Data tied to figure images
────────────────────────────────────────

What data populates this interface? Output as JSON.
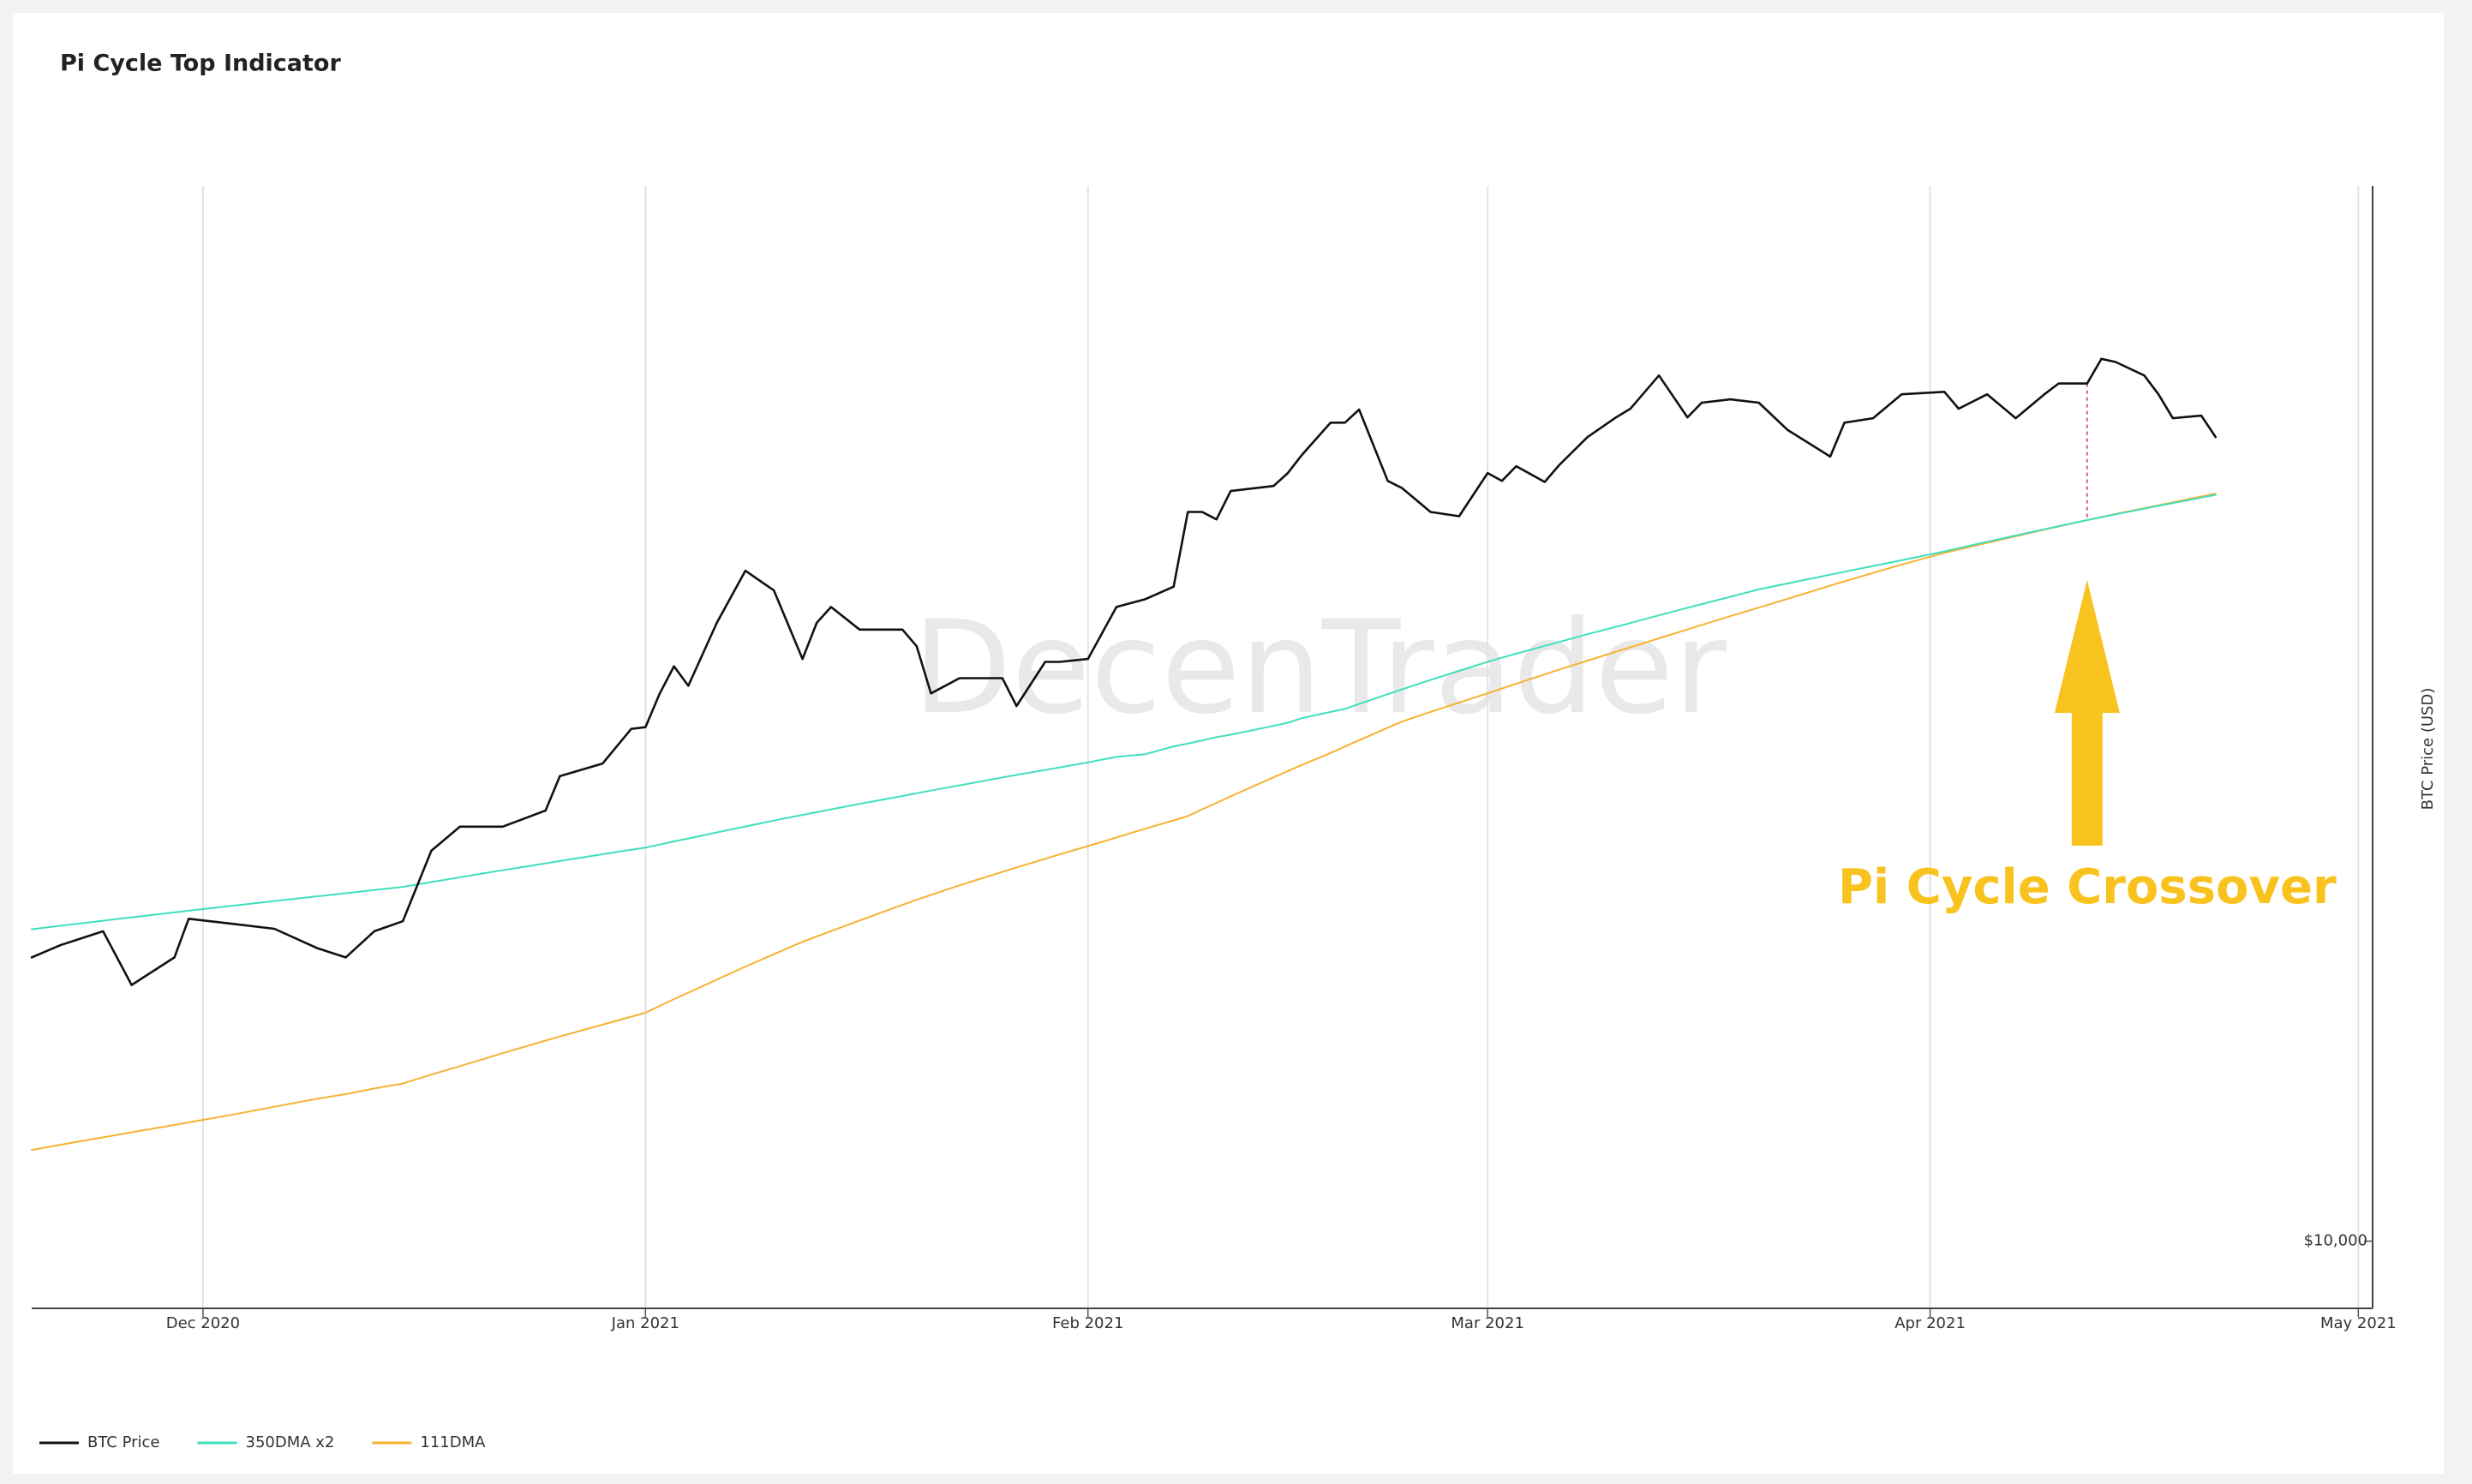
{
  "chart_data": {
    "type": "line",
    "title": "Pi Cycle Top Indicator",
    "watermark": "DecenTrader",
    "y_label": "BTC Price (USD)",
    "y_axis_side": "right",
    "log_scale": true,
    "grid": true,
    "legend_position": "bottom-left",
    "xlim": [
      "2020-11-19",
      "2021-05-02"
    ],
    "xticks": [
      {
        "value": "2020-12-01",
        "label": "Dec 2020"
      },
      {
        "value": "2021-01-01",
        "label": "Jan 2021"
      },
      {
        "value": "2021-02-01",
        "label": "Feb 2021"
      },
      {
        "value": "2021-03-01",
        "label": "Mar 2021"
      },
      {
        "value": "2021-04-01",
        "label": "Apr 2021"
      },
      {
        "value": "2021-05-01",
        "label": "May 2021"
      }
    ],
    "ylim": [
      8700,
      89000
    ],
    "yticks": [
      {
        "value": 10000,
        "label": "$10,000"
      }
    ],
    "annotation": {
      "text": "Pi Cycle Crossover",
      "x": "2021-04-12",
      "color": "#f9c31f",
      "line_color": "#e8558a"
    },
    "x": [
      "2020-11-19",
      "2020-11-21",
      "2020-11-24",
      "2020-11-26",
      "2020-11-29",
      "2020-11-30",
      "2020-12-03",
      "2020-12-06",
      "2020-12-09",
      "2020-12-11",
      "2020-12-13",
      "2020-12-15",
      "2020-12-17",
      "2020-12-19",
      "2020-12-22",
      "2020-12-25",
      "2020-12-26",
      "2020-12-29",
      "2020-12-31",
      "2021-01-01",
      "2021-01-02",
      "2021-01-03",
      "2021-01-04",
      "2021-01-06",
      "2021-01-08",
      "2021-01-10",
      "2021-01-12",
      "2021-01-13",
      "2021-01-14",
      "2021-01-16",
      "2021-01-19",
      "2021-01-20",
      "2021-01-21",
      "2021-01-23",
      "2021-01-26",
      "2021-01-27",
      "2021-01-29",
      "2021-01-30",
      "2021-02-01",
      "2021-02-03",
      "2021-02-05",
      "2021-02-07",
      "2021-02-08",
      "2021-02-09",
      "2021-02-10",
      "2021-02-11",
      "2021-02-14",
      "2021-02-15",
      "2021-02-16",
      "2021-02-18",
      "2021-02-19",
      "2021-02-20",
      "2021-02-22",
      "2021-02-23",
      "2021-02-25",
      "2021-02-27",
      "2021-03-01",
      "2021-03-02",
      "2021-03-03",
      "2021-03-05",
      "2021-03-06",
      "2021-03-08",
      "2021-03-10",
      "2021-03-11",
      "2021-03-13",
      "2021-03-15",
      "2021-03-16",
      "2021-03-18",
      "2021-03-20",
      "2021-03-22",
      "2021-03-25",
      "2021-03-26",
      "2021-03-28",
      "2021-03-30",
      "2021-04-02",
      "2021-04-03",
      "2021-04-05",
      "2021-04-07",
      "2021-04-09",
      "2021-04-10",
      "2021-04-12",
      "2021-04-13",
      "2021-04-14",
      "2021-04-16",
      "2021-04-17",
      "2021-04-18",
      "2021-04-20",
      "2021-04-21"
    ],
    "series": [
      {
        "name": "BTC Price",
        "color": "#111111",
        "width": 2.6,
        "values": [
          18000,
          18460,
          19000,
          17000,
          18000,
          19500,
          19300,
          19100,
          18350,
          18000,
          19000,
          19400,
          22450,
          23600,
          23600,
          24400,
          26200,
          26900,
          28900,
          29000,
          31100,
          32900,
          31600,
          36000,
          40100,
          38500,
          33400,
          36000,
          37200,
          35500,
          35500,
          34300,
          31100,
          32100,
          32100,
          30300,
          33200,
          33200,
          33400,
          37200,
          37800,
          38800,
          45300,
          45300,
          44600,
          47300,
          47800,
          49100,
          51000,
          54500,
          54500,
          56000,
          48300,
          47600,
          45300,
          44900,
          49100,
          48300,
          49800,
          48200,
          49900,
          52900,
          55100,
          56100,
          60100,
          55100,
          56800,
          57200,
          56800,
          53700,
          50800,
          54500,
          55000,
          57800,
          58100,
          56100,
          57800,
          55000,
          57800,
          59100,
          59100,
          62200,
          61800,
          60100,
          57800,
          55000,
          55300,
          52900
        ]
      },
      {
        "name": "350DMA x2",
        "color": "#3fdfbd",
        "width": 2,
        "values": [
          19080,
          19220,
          19420,
          19560,
          19760,
          19830,
          20030,
          20230,
          20430,
          20560,
          20700,
          20830,
          21040,
          21250,
          21560,
          21870,
          21980,
          22290,
          22500,
          22600,
          22740,
          22890,
          23030,
          23320,
          23610,
          23900,
          24180,
          24320,
          24460,
          24740,
          25150,
          25290,
          25430,
          25710,
          26130,
          26270,
          26540,
          26680,
          26960,
          27270,
          27420,
          27870,
          28030,
          28220,
          28410,
          28550,
          29080,
          29270,
          29550,
          29930,
          30120,
          30430,
          31050,
          31360,
          31980,
          32590,
          33210,
          33490,
          33770,
          34320,
          34600,
          35160,
          35710,
          35990,
          36560,
          37140,
          37420,
          38000,
          38580,
          39060,
          39780,
          40020,
          40500,
          40980,
          41740,
          42020,
          42580,
          43140,
          43700,
          43980,
          44540,
          44810,
          45070,
          45600,
          45870,
          46130,
          46660,
          46930
        ]
      },
      {
        "name": "111DMA",
        "color": "#f7b232",
        "width": 2,
        "values": [
          12080,
          12210,
          12400,
          12530,
          12720,
          12790,
          12990,
          13210,
          13430,
          13560,
          13720,
          13860,
          14120,
          14370,
          14760,
          15150,
          15280,
          15660,
          15920,
          16050,
          16280,
          16510,
          16730,
          17190,
          17660,
          18120,
          18590,
          18800,
          19010,
          19430,
          20070,
          20280,
          20490,
          20900,
          21490,
          21690,
          22080,
          22280,
          22670,
          23080,
          23500,
          23910,
          24120,
          24460,
          24790,
          25130,
          26140,
          26480,
          26820,
          27490,
          27860,
          28230,
          28970,
          29340,
          29930,
          30520,
          31110,
          31420,
          31730,
          32350,
          32670,
          33290,
          33910,
          34220,
          34860,
          35510,
          35840,
          36500,
          37150,
          37830,
          38880,
          39230,
          39920,
          40620,
          41610,
          41900,
          42490,
          43070,
          43660,
          43950,
          44540,
          44820,
          45100,
          45650,
          45930,
          46210,
          46770,
          47050
        ]
      }
    ]
  }
}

────────────────────────────────────────

» Work instructions
Every line of the data above should be quoted exactly. Omit the pictures.

» Result of the exercise
What data populates this interface? Output as JSON.
{
  "chart_data": {
    "type": "line",
    "title": "Pi Cycle Top Indicator",
    "watermark": "DecenTrader",
    "y_label": "BTC Price (USD)",
    "y_axis_side": "right",
    "log_scale": true,
    "grid": true,
    "legend_position": "bottom-left",
    "xlim": [
      "2020-11-19",
      "2021-05-02"
    ],
    "xticks": [
      {
        "value": "2020-12-01",
        "label": "Dec 2020"
      },
      {
        "value": "2021-01-01",
        "label": "Jan 2021"
      },
      {
        "value": "2021-02-01",
        "label": "Feb 2021"
      },
      {
        "value": "2021-03-01",
        "label": "Mar 2021"
      },
      {
        "value": "2021-04-01",
        "label": "Apr 2021"
      },
      {
        "value": "2021-05-01",
        "label": "May 2021"
      }
    ],
    "ylim": [
      8700,
      89000
    ],
    "yticks": [
      {
        "value": 10000,
        "label": "$10,000"
      }
    ],
    "annotation": {
      "text": "Pi Cycle Crossover",
      "x": "2021-04-12",
      "color": "#f9c31f",
      "line_color": "#e8558a"
    },
    "x": [
      "2020-11-19",
      "2020-11-21",
      "2020-11-24",
      "2020-11-26",
      "2020-11-29",
      "2020-11-30",
      "2020-12-03",
      "2020-12-06",
      "2020-12-09",
      "2020-12-11",
      "2020-12-13",
      "2020-12-15",
      "2020-12-17",
      "2020-12-19",
      "2020-12-22",
      "2020-12-25",
      "2020-12-26",
      "2020-12-29",
      "2020-12-31",
      "2021-01-01",
      "2021-01-02",
      "2021-01-03",
      "2021-01-04",
      "2021-01-06",
      "2021-01-08",
      "2021-01-10",
      "2021-01-12",
      "2021-01-13",
      "2021-01-14",
      "2021-01-16",
      "2021-01-19",
      "2021-01-20",
      "2021-01-21",
      "2021-01-23",
      "2021-01-26",
      "2021-01-27",
      "2021-01-29",
      "2021-01-30",
      "2021-02-01",
      "2021-02-03",
      "2021-02-05",
      "2021-02-07",
      "2021-02-08",
      "2021-02-09",
      "2021-02-10",
      "2021-02-11",
      "2021-02-14",
      "2021-02-15",
      "2021-02-16",
      "2021-02-18",
      "2021-02-19",
      "2021-02-20",
      "2021-02-22",
      "2021-02-23",
      "2021-02-25",
      "2021-02-27",
      "2021-03-01",
      "2021-03-02",
      "2021-03-03",
      "2021-03-05",
      "2021-03-06",
      "2021-03-08",
      "2021-03-10",
      "2021-03-11",
      "2021-03-13",
      "2021-03-15",
      "2021-03-16",
      "2021-03-18",
      "2021-03-20",
      "2021-03-22",
      "2021-03-25",
      "2021-03-26",
      "2021-03-28",
      "2021-03-30",
      "2021-04-02",
      "2021-04-03",
      "2021-04-05",
      "2021-04-07",
      "2021-04-09",
      "2021-04-10",
      "2021-04-12",
      "2021-04-13",
      "2021-04-14",
      "2021-04-16",
      "2021-04-17",
      "2021-04-18",
      "2021-04-20",
      "2021-04-21"
    ],
    "series": [
      {
        "name": "BTC Price",
        "color": "#111111",
        "width": 2.6,
        "values": [
          18000,
          18460,
          19000,
          17000,
          18000,
          19500,
          19300,
          19100,
          18350,
          18000,
          19000,
          19400,
          22450,
          23600,
          23600,
          24400,
          26200,
          26900,
          28900,
          29000,
          31100,
          32900,
          31600,
          36000,
          40100,
          38500,
          33400,
          36000,
          37200,
          35500,
          35500,
          34300,
          31100,
          32100,
          32100,
          30300,
          33200,
          33200,
          33400,
          37200,
          37800,
          38800,
          45300,
          45300,
          44600,
          47300,
          47800,
          49100,
          51000,
          54500,
          54500,
          56000,
          48300,
          47600,
          45300,
          44900,
          49100,
          48300,
          49800,
          48200,
          49900,
          52900,
          55100,
          56100,
          60100,
          55100,
          56800,
          57200,
          56800,
          53700,
          50800,
          54500,
          55000,
          57800,
          58100,
          56100,
          57800,
          55000,
          57800,
          59100,
          59100,
          62200,
          61800,
          60100,
          57800,
          55000,
          55300,
          52900
        ]
      },
      {
        "name": "350DMA x2",
        "color": "#3fdfbd",
        "width": 2,
        "values": [
          19080,
          19220,
          19420,
          19560,
          19760,
          19830,
          20030,
          20230,
          20430,
          20560,
          20700,
          20830,
          21040,
          21250,
          21560,
          21870,
          21980,
          22290,
          22500,
          22600,
          22740,
          22890,
          23030,
          23320,
          23610,
          23900,
          24180,
          24320,
          24460,
          24740,
          25150,
          25290,
          25430,
          25710,
          26130,
          26270,
          26540,
          26680,
          26960,
          27270,
          27420,
          27870,
          28030,
          28220,
          28410,
          28550,
          29080,
          29270,
          29550,
          29930,
          30120,
          30430,
          31050,
          31360,
          31980,
          32590,
          33210,
          33490,
          33770,
          34320,
          34600,
          35160,
          35710,
          35990,
          36560,
          37140,
          37420,
          38000,
          38580,
          39060,
          39780,
          40020,
          40500,
          40980,
          41740,
          42020,
          42580,
          43140,
          43700,
          43980,
          44540,
          44810,
          45070,
          45600,
          45870,
          46130,
          46660,
          46930
        ]
      },
      {
        "name": "111DMA",
        "color": "#f7b232",
        "width": 2,
        "values": [
          12080,
          12210,
          12400,
          12530,
          12720,
          12790,
          12990,
          13210,
          13430,
          13560,
          13720,
          13860,
          14120,
          14370,
          14760,
          15150,
          15280,
          15660,
          15920,
          16050,
          16280,
          16510,
          16730,
          17190,
          17660,
          18120,
          18590,
          18800,
          19010,
          19430,
          20070,
          20280,
          20490,
          20900,
          21490,
          21690,
          22080,
          22280,
          22670,
          23080,
          23500,
          23910,
          24120,
          24460,
          24790,
          25130,
          26140,
          26480,
          26820,
          27490,
          27860,
          28230,
          28970,
          29340,
          29930,
          30520,
          31110,
          31420,
          31730,
          32350,
          32670,
          33290,
          33910,
          34220,
          34860,
          35510,
          35840,
          36500,
          37150,
          37830,
          38880,
          39230,
          39920,
          40620,
          41610,
          41900,
          42490,
          43070,
          43660,
          43950,
          44540,
          44820,
          45100,
          45650,
          45930,
          46210,
          46770,
          47050
        ]
      }
    ]
  }
}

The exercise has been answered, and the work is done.